-- TASK STATEMENT --
From the listing below, pull each line that includes "поведению".

====================

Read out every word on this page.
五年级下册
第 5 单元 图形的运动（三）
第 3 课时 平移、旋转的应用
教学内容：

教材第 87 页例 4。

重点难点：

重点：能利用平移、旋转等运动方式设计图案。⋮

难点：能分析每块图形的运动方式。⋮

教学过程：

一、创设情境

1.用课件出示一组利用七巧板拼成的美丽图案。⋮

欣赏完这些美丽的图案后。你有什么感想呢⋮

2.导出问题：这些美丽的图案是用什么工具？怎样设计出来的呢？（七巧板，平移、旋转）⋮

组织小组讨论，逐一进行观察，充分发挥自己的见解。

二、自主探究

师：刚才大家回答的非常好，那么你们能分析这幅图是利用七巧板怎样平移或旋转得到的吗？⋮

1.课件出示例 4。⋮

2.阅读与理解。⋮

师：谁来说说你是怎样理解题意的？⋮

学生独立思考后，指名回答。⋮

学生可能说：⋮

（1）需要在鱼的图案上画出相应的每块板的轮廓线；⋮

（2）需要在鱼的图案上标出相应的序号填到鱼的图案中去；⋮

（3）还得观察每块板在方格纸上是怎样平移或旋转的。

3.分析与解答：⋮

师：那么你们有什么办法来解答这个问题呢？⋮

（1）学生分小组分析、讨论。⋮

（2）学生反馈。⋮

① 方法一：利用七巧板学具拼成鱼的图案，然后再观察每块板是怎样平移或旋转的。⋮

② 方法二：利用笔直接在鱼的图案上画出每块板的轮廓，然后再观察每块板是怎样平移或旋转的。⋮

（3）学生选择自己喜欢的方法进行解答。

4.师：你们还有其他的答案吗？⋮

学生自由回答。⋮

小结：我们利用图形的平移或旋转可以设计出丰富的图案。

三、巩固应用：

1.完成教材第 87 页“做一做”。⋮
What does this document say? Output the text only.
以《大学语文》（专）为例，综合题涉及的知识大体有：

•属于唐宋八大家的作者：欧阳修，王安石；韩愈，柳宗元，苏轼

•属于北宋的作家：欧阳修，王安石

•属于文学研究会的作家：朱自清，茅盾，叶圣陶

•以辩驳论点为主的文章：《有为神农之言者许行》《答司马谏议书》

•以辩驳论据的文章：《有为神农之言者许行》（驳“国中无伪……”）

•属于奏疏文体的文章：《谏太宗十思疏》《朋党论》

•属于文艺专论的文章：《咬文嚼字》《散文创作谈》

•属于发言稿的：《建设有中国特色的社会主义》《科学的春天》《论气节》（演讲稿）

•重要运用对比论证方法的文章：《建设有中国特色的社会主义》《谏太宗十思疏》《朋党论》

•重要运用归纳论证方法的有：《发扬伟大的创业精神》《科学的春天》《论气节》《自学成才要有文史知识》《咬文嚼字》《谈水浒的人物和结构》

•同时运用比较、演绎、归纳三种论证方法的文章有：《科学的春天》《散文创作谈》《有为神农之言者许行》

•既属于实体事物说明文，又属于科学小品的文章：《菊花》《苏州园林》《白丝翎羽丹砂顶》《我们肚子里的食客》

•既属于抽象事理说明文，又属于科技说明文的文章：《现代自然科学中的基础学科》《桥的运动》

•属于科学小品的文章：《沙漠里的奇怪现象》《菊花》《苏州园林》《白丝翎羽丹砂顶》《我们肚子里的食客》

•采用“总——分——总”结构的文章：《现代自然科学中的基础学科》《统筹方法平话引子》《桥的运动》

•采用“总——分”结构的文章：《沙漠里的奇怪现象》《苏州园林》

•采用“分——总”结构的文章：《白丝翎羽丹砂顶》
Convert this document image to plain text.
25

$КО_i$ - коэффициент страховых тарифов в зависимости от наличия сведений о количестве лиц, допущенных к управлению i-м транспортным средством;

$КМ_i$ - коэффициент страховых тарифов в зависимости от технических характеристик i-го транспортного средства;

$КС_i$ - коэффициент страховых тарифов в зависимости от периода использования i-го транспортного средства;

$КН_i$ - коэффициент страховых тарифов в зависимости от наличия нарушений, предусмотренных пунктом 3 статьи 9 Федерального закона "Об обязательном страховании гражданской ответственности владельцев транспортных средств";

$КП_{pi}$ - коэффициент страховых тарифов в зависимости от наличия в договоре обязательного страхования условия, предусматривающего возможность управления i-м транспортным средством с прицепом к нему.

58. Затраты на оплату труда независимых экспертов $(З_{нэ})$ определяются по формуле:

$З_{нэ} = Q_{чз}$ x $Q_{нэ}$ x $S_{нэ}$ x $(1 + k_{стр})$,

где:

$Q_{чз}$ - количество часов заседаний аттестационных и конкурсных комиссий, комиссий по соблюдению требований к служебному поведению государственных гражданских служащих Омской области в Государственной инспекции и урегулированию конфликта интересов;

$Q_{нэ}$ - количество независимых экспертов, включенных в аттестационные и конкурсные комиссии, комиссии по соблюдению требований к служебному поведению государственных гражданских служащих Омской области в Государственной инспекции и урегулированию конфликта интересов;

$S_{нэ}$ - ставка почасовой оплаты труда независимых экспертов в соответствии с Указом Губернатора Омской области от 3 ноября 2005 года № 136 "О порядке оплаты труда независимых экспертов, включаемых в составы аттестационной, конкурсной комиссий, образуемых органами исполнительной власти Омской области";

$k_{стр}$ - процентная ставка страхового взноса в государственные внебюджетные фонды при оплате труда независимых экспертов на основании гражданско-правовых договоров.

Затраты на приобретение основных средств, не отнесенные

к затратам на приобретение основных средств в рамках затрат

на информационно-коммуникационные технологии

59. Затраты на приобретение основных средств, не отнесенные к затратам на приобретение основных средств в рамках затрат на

====================

-- SOLUTION TO THIS TASK --
$Q_{чз}$ - количество часов заседаний аттестационных и конкурсных комиссий, комиссий по соблюдению требований к служебному поведению государственных гражданских служащих Омской области в Государственной инспекции и урегулированию конфликта интересов;
$Q_{нэ}$ - количество независимых экспертов, включенных в аттестационные и конкурсные комиссии, комиссии по соблюдению требований к служебному поведению государственных гражданских служащих Омской области в Государственной инспекции и урегулированию конфликта интересов;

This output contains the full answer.